The task:
The records should be repeated word for word, pictures excluded.

Task input:
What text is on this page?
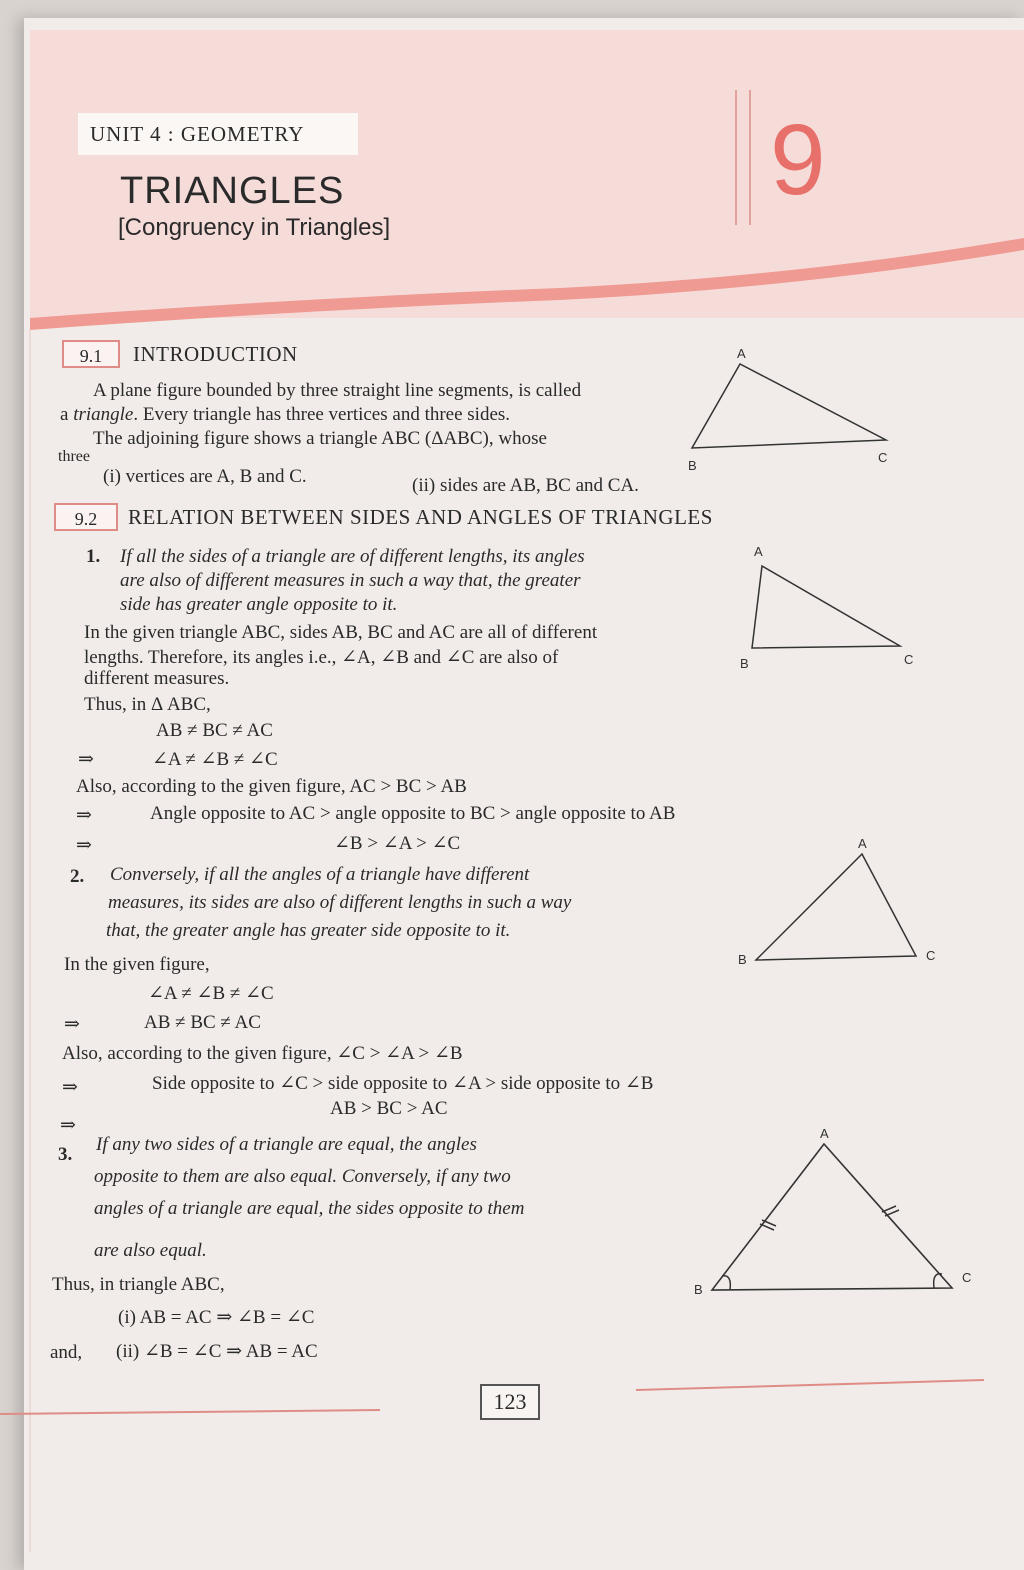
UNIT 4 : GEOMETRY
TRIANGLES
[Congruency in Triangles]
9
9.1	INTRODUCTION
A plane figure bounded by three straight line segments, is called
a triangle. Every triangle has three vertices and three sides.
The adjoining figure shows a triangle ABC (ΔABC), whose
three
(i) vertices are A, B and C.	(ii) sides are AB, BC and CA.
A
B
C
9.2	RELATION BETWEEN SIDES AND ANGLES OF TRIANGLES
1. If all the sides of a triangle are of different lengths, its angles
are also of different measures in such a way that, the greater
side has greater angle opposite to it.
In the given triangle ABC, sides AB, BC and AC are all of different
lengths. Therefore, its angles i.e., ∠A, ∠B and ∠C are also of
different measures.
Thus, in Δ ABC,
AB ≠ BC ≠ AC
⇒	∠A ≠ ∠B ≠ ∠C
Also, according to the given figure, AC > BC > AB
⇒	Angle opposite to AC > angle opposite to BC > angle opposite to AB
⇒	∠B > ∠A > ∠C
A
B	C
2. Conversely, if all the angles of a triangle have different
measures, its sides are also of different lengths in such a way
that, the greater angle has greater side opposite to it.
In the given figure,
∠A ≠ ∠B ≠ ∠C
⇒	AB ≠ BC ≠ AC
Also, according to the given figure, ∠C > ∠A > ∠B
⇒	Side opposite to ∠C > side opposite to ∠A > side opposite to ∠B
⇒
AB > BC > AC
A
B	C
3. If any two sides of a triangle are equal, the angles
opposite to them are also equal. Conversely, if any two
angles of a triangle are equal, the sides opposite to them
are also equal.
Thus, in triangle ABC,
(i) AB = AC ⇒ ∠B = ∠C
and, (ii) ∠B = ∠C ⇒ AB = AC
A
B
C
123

Problem solution:
What text is on this page?
UNIT 4 : GEOMETRY
TRIANGLES
[Congruency in Triangles]
9
9.1	INTRODUCTION
A plane figure bounded by three straight line segments, is called
a triangle. Every triangle has three vertices and three sides.
The adjoining figure shows a triangle ABC (ΔABC), whose
three
(i) vertices are A, B and C.	(ii) sides are AB, BC and CA.
A
B
C
9.2	RELATION BETWEEN SIDES AND ANGLES OF TRIANGLES
1. If all the sides of a triangle are of different lengths, its angles
are also of different measures in such a way that, the greater
side has greater angle opposite to it.
In the given triangle ABC, sides AB, BC and AC are all of different
lengths. Therefore, its angles i.e., ∠A, ∠B and ∠C are also of
different measures.
Thus, in Δ ABC,
AB ≠ BC ≠ AC
⇒	∠A ≠ ∠B ≠ ∠C
Also, according to the given figure, AC > BC > AB
⇒	Angle opposite to AC > angle opposite to BC > angle opposite to AB
⇒	∠B > ∠A > ∠C
A
B	C
2. Conversely, if all the angles of a triangle have different
measures, its sides are also of different lengths in such a way
that, the greater angle has greater side opposite to it.
In the given figure,
∠A ≠ ∠B ≠ ∠C
⇒	AB ≠ BC ≠ AC
Also, according to the given figure, ∠C > ∠A > ∠B
⇒	Side opposite to ∠C > side opposite to ∠A > side opposite to ∠B
⇒
AB > BC > AC
A
B	C
3. If any two sides of a triangle are equal, the angles
opposite to them are also equal. Conversely, if any two
angles of a triangle are equal, the sides opposite to them
are also equal.
Thus, in triangle ABC,
(i) AB = AC ⇒ ∠B = ∠C
and, (ii) ∠B = ∠C ⇒ AB = AC
A
B
C
123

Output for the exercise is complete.